◆ Material provided:
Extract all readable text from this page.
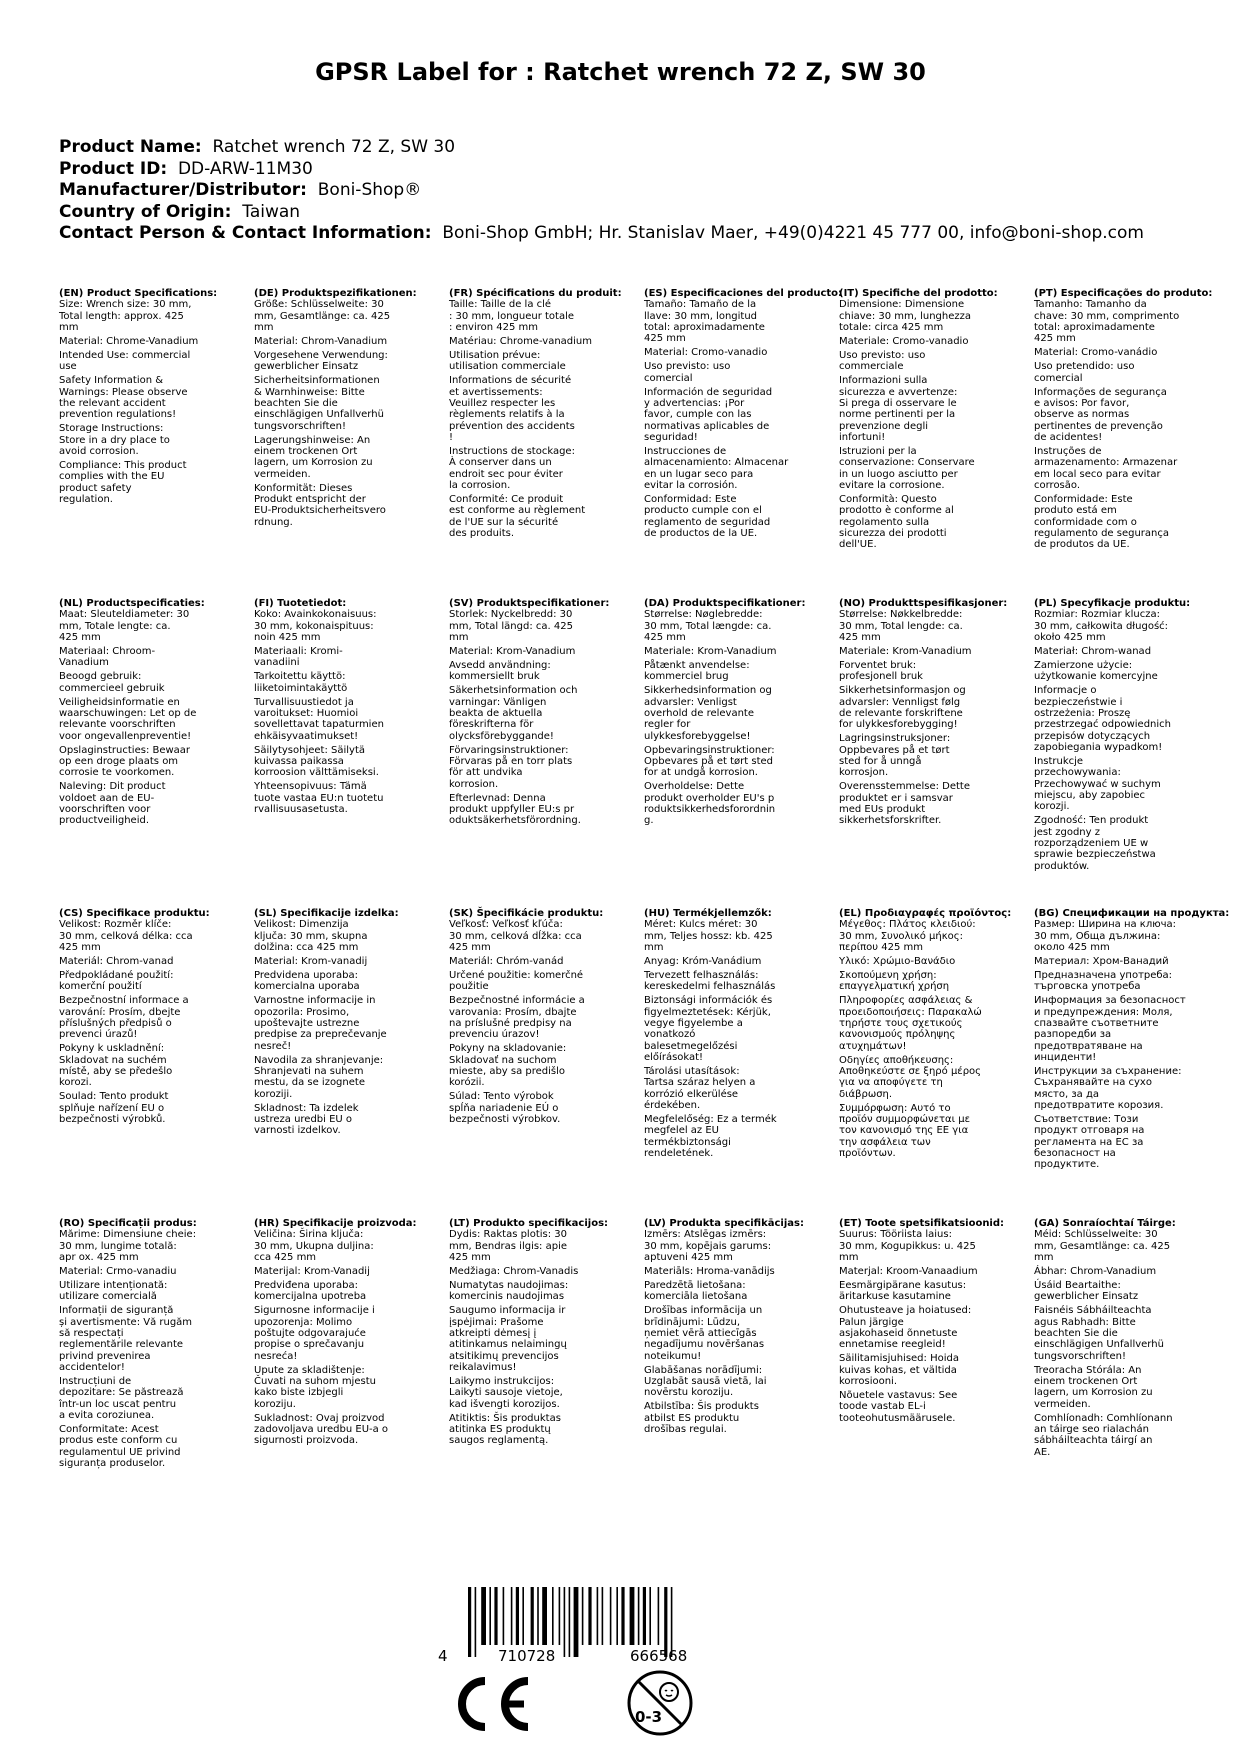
GPSR Label for : Ratchet wrench 72 Z, SW 30
Product Name: Ratchet wrench 72 Z, SW 30
Product ID: DD-ARW-11M30
Manufacturer/Distributor: Boni-Shop®
Country of Origin: Taiwan
Contact Person & Contact Information: Boni-Shop GmbH; Hr. Stanislav Maer, +49(0)4221 45 777 00, info@boni-shop.com
(EN) Product Specifications:

Size: Wrench size: 30 mm,
Total length: approx. 425
mm

Material: Chrome-Vanadium

Intended Use: commercial
use

Safety Information &
Warnings: Please observe
the relevant accident
prevention regulations!

Storage Instructions:
Store in a dry place to
avoid corrosion.

Compliance: This product
complies with the EU
product safety
regulation.

(DE) Produktspezifikationen:

Größe: Schlüsselweite: 30
mm, Gesamtlänge: ca. 425
mm

Material: Chrom-Vanadium

Vorgesehene Verwendung:
gewerblicher Einsatz

Sicherheitsinformationen
& Warnhinweise: Bitte
beachten Sie die
einschlägigen Unfallverhü
tungsvorschriften!

Lagerungshinweise: An
einem trockenen Ort
lagern, um Korrosion zu
vermeiden.

Konformität: Dieses
Produkt entspricht der
EU-Produktsicherheitsvero
rdnung.

(FR) Spécifications du produit:

Taille: Taille de la clé
: 30 mm, longueur totale
: environ 425 mm

Matériau: Chrome-vanadium

Utilisation prévue:
utilisation commerciale

Informations de sécurité
et avertissements:
Veuillez respecter les
règlements relatifs à la
prévention des accidents
!

Instructions de stockage:
À conserver dans un
endroit sec pour éviter
la corrosion.

Conformité: Ce produit
est conforme au règlement
de l'UE sur la sécurité
des produits.

(ES) Especificaciones del producto:

Tamaño: Tamaño de la
llave: 30 mm, longitud
total: aproximadamente
425 mm

Material: Cromo-vanadio

Uso previsto: uso
comercial

Información de seguridad
y advertencias: ¡Por
favor, cumple con las
normativas aplicables de
seguridad!

Instrucciones de
almacenamiento: Almacenar
en un lugar seco para
evitar la corrosión.

Conformidad: Este
producto cumple con el
reglamento de seguridad
de productos de la UE.

(IT) Specifiche del prodotto:

Dimensione: Dimensione
chiave: 30 mm, lunghezza
totale: circa 425 mm

Materiale: Cromo-vanadio

Uso previsto: uso
commerciale

Informazioni sulla
sicurezza e avvertenze:
Si prega di osservare le
norme pertinenti per la
prevenzione degli
infortuni!

Istruzioni per la
conservazione: Conservare
in un luogo asciutto per
evitare la corrosione.

Conformità: Questo
prodotto è conforme al
regolamento sulla
sicurezza dei prodotti
dell'UE.

(PT) Especificações do produto:

Tamanho: Tamanho da
chave: 30 mm, comprimento
total: aproximadamente
425 mm

Material: Cromo-vanádio

Uso pretendido: uso
comercial

Informações de segurança
e avisos: Por favor,
observe as normas
pertinentes de prevenção
de acidentes!

Instruções de
armazenamento: Armazenar
em local seco para evitar
corrosão.

Conformidade: Este
produto está em
conformidade com o
regulamento de segurança
de produtos da UE.

(NL) Productspecificaties:

Maat: Sleuteldiameter: 30
mm, Totale lengte: ca.
425 mm

Materiaal: Chroom-
Vanadium

Beoogd gebruik:
commercieel gebruik

Veiligheidsinformatie en
waarschuwingen: Let op de
relevante voorschriften
voor ongevallenpreventie!

Opslaginstructies: Bewaar
op een droge plaats om
corrosie te voorkomen.

Naleving: Dit product
voldoet aan de EU-
voorschriften voor
productveiligheid.

(FI) Tuotetiedot:

Koko: Avainkokonaisuus:
30 mm, kokonaispituus:
noin 425 mm

Materiaali: Kromi-
vanadiini

Tarkoitettu käyttö:
liiketoimintakäyttö

Turvallisuustiedot ja
varoitukset: Huomioi
sovellettavat tapaturmien
ehkäisyvaatimukset!

Säilytysohjeet: Säilytä
kuivassa paikassa
korroosion välttämiseksi.

Yhteensopivuus: Tämä
tuote vastaa EU:n tuotetu
rvallisuusasetusta.

(SV) Produktspecifikationer:

Storlek: Nyckelbredd: 30
mm, Total längd: ca. 425
mm

Material: Krom-Vanadium

Avsedd användning:
kommersiellt bruk

Säkerhetsinformation och
varningar: Vänligen
beakta de aktuella
föreskrifterna för
olycksförebyggande!

Förvaringsinstruktioner:
Förvaras på en torr plats
för att undvika
korrosion.

Efterlevnad: Denna
produkt uppfyller EU:s pr
oduktsäkerhetsförordning.

(DA) Produktspecifikationer:

Størrelse: Nøglebredde:
30 mm, Total længde: ca.
425 mm

Materiale: Krom-Vanadium

Påtænkt anvendelse:
kommerciel brug

Sikkerhedsinformation og
advarsler: Venligst
overhold de relevante
regler for
ulykkesforebyggelse!

Opbevaringsinstruktioner:
Opbevares på et tørt sted
for at undgå korrosion.

Overholdelse: Dette
produkt overholder EU's p
roduktsikkerhedsforordnin
g.

(NO) Produkttspesifikasjoner:

Størrelse: Nøkkelbredde:
30 mm, Total lengde: ca.
425 mm

Materiale: Krom-Vanadium

Forventet bruk:
profesjonell bruk

Sikkerhetsinformasjon og
advarsler: Vennligst følg
de relevante forskriftene
for ulykkesforebygging!

Lagringsinstruksjoner:
Oppbevares på et tørt
sted for å unngå
korrosjon.

Overensstemmelse: Dette
produktet er i samsvar
med EUs produkt
sikkerhetsforskrifter.

(PL) Specyfikacje produktu:

Rozmiar: Rozmiar klucza:
30 mm, całkowita długość:
około 425 mm

Materiał: Chrom-wanad

Zamierzone użycie:
użytkowanie komercyjne

Informacje o
bezpieczeństwie i
ostrzeżenia: Proszę
przestrzegać odpowiednich
przepisów dotyczących
zapobiegania wypadkom!

Instrukcje
przechowywania:
Przechowywać w suchym
miejscu, aby zapobiec
korozji.

Zgodność: Ten produkt
jest zgodny z
rozporządzeniem UE w
sprawie bezpieczeństwa
produktów.

(CS) Specifikace produktu:

Velikost: Rozměr klíče:
30 mm, celková délka: cca
425 mm

Materiál: Chrom-vanad

Předpokládané použití:
komerční použití

Bezpečnostní informace a
varování: Prosím, dbejte
příslušných předpisů o
prevenci úrazů!

Pokyny k uskladnění:
Skladovat na suchém
místě, aby se předešlo
korozi.

Soulad: Tento produkt
splňuje nařízení EU o
bezpečnosti výrobků.

(SL) Specifikacije izdelka:

Velikost: Dimenzija
ključa: 30 mm, skupna
dolžina: cca 425 mm

Material: Krom-vanadij

Predvidena uporaba:
komercialna uporaba

Varnostne informacije in
opozorila: Prosimo,
upoštevajte ustrezne
predpise za preprečevanje
nesreč!

Navodila za shranjevanje:
Shranjevati na suhem
mestu, da se izognete
koroziji.

Skladnost: Ta izdelek
ustreza uredbi EU o
varnosti izdelkov.

(SK) Špecifikácie produktu:

Veľkosť: Veľkosť kľúča:
30 mm, celková dĺžka: cca
425 mm

Materiál: Chróm-vanád

Určené použitie: komerčné
použitie

Bezpečnostné informácie a
varovania: Prosím, dbajte
na príslušné predpisy na
prevenciu úrazov!

Pokyny na skladovanie:
Skladovať na suchom
mieste, aby sa predišlo
korózii.

Súlad: Tento výrobok
spĺňa nariadenie EÚ o
bezpečnosti výrobkov.

(HU) Termékjellemzők:

Méret: Kulcs méret: 30
mm, Teljes hossz: kb. 425
mm

Anyag: Króm-Vanádium

Tervezett felhasználás:
kereskedelmi felhasználás

Biztonsági információk és
figyelmeztetések: Kérjük,
vegye figyelembe a
vonatkozó
balesetmegelőzési
előírásokat!

Tárolási utasítások:
Tartsa száraz helyen a
korrózió elkerülése
érdekében.

Megfelelőség: Ez a termék
megfelel az EU
termékbiztonsági
rendeletének.

(EL) Προδιαγραφές προϊόντος:

Μέγεθος: Πλάτος κλειδιού:
30 mm, Συνολικό μήκος:
περίπου 425 mm

Υλικό: Χρώμιο-Βανάδιο

Σκοπούμενη χρήση:
επαγγελματική χρήση

Πληροφορίες ασφάλειας &
προειδοποιήσεις: Παρακαλώ
τηρήστε τους σχετικούς
κανονισμούς πρόληψης
ατυχημάτων!

Οδηγίες αποθήκευσης:
Αποθηκεύστε σε ξηρό μέρος
για να αποφύγετε τη
διάβρωση.

Συμμόρφωση: Αυτό το
προϊόν συμμορφώνεται με
τον κανονισμό της ΕΕ για
την ασφάλεια των
προϊόντων.

(BG) Спецификации на продукта:

Размер: Ширина на ключа:
30 mm, Обща дължина:
около 425 mm

Материал: Хром-Ванадий

Предназначена употреба:
търговска употреба

Информация за безопасност
и предупреждения: Моля,
спазвайте съответните
разпоредби за
предотвратяване на
инциденти!

Инструкции за съхранение:
Съхранявайте на сухо
място, за да
предотвратите корозия.

Съответствие: Този
продукт отговаря на
регламента на ЕС за
безопасност на
продуктите.

(RO) Specificații produs:

Mărime: Dimensiune cheie:
30 mm, lungime totală:
apr ox. 425 mm

Material: Crmo-vanadiu

Utilizare intenționată:
utilizare comercială

Informații de siguranță
și avertismente: Vă rugăm
să respectați
reglementările relevante
privind prevenirea
accidentelor!

Instrucțiuni de
depozitare: Se păstrează
într-un loc uscat pentru
a evita coroziunea.

Conformitate: Acest
produs este conform cu
regulamentul UE privind
siguranța produselor.

(HR) Specifikacije proizvoda:

Veličina: Širina ključa:
30 mm, Ukupna duljina:
cca 425 mm

Materijal: Krom-Vanadij

Predviđena uporaba:
komercijalna upotreba

Sigurnosne informacije i
upozorenja: Molimo
poštujte odgovarajuće
propise o sprečavanju
nesreća!

Upute za skladištenje:
Čuvati na suhom mjestu
kako biste izbjegli
koroziju.

Sukladnost: Ovaj proizvod
zadovoljava uredbu EU-a o
sigurnosti proizvoda.

(LT) Produkto specifikacijos:

Dydis: Raktas plotis: 30
mm, Bendras ilgis: apie
425 mm

Medžiaga: Chrom-Vanadis

Numatytas naudojimas:
komercinis naudojimas

Saugumo informacija ir
įspėjimai: Prašome
atkreipti dėmesį į
atitinkamus nelaimingų
atsitikimų prevencijos
reikalavimus!

Laikymo instrukcijos:
Laikyti sausoje vietoje,
kad išvengti korozijos.

Atitiktis: Šis produktas
atitinka ES produktų
saugos reglamentą.

(LV) Produkta specifikācijas:

Izmērs: Atslēgas izmērs:
30 mm, kopējais garums:
aptuveni 425 mm

Materiāls: Hroma-vanādijs

Paredzētā lietošana:
komerciāla lietošana

Drošības informācija un
brīdinājumi: Lūdzu,
ņemiet vērā attiecīgās
negadījumu novēršanas
noteikumu!

Glabāšanas norādījumi:
Uzglabāt sausā vietā, lai
novērstu koroziju.

Atbilstība: Šis produkts
atbilst ES produktu
drošības regulai.

(ET) Toote spetsifikatsioonid:

Suurus: Tööriista laius:
30 mm, Kogupikkus: u. 425
mm

Materjal: Kroom-Vanaadium

Eesmärgipärane kasutus:
äritarkuse kasutamine

Ohutusteave ja hoiatused:
Palun järgige
asjakohaseid õnnetuste
ennetamise reegleid!

Säilitamisjuhised: Hoida
kuivas kohas, et vältida
korrosiooni.

Nõuetele vastavus: See
toode vastab EL-i
tooteohutusmäärusele.

(GA) Sonraíochtaí Táirge:

Méid: Schlüsselweite: 30
mm, Gesamtlänge: ca. 425
mm

Ábhar: Chrom-Vanadium

Úsáid Beartaithe:
gewerblicher Einsatz

Faisnéis Sábháilteachta
agus Rabhadh: Bitte
beachten Sie die
einschlägigen Unfallverhü
tungsvorschriften!

Treoracha Stórála: An
einem trockenen Ort
lagern, um Korrosion zu
vermeiden.

Comhlíonadh: Comhlíonann
an táirge seo rialachán
sábháilteachta táirgí an
AE.

4	710728	666568
0-3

◆ Instructions to follow:
What is the number of lines that contain "produktu"? Reply with that number alone.

◆ Response to the task:
4